## Directions for this task
Your task is to give the number of lines in the listing that include "części", and nothing else.

## Material to process

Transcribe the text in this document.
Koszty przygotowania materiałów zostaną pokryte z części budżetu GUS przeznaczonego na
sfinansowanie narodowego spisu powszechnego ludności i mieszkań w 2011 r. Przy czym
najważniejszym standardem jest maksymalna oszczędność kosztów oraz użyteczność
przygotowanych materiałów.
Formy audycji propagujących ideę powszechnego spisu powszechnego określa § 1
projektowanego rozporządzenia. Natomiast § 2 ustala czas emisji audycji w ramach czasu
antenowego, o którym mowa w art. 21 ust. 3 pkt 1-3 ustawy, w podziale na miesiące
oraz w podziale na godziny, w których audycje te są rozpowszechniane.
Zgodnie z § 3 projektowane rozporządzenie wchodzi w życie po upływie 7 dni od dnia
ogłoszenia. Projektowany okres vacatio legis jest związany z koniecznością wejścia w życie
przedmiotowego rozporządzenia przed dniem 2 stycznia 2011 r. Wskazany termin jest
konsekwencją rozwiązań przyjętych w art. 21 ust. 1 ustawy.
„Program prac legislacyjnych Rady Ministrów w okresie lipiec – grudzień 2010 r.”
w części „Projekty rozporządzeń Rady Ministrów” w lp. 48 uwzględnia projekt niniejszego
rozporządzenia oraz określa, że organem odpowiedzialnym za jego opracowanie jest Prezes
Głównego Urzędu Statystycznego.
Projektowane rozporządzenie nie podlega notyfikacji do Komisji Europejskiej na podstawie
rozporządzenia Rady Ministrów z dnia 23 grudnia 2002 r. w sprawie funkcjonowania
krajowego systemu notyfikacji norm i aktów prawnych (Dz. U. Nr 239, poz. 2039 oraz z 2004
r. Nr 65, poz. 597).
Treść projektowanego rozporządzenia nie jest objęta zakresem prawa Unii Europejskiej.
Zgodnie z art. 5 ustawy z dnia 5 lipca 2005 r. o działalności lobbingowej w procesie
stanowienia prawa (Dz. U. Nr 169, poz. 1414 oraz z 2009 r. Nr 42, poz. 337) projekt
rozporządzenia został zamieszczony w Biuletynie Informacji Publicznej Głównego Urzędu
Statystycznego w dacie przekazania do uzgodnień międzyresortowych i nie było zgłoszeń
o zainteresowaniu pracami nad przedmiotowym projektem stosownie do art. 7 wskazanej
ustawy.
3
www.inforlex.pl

## Solved exercise
2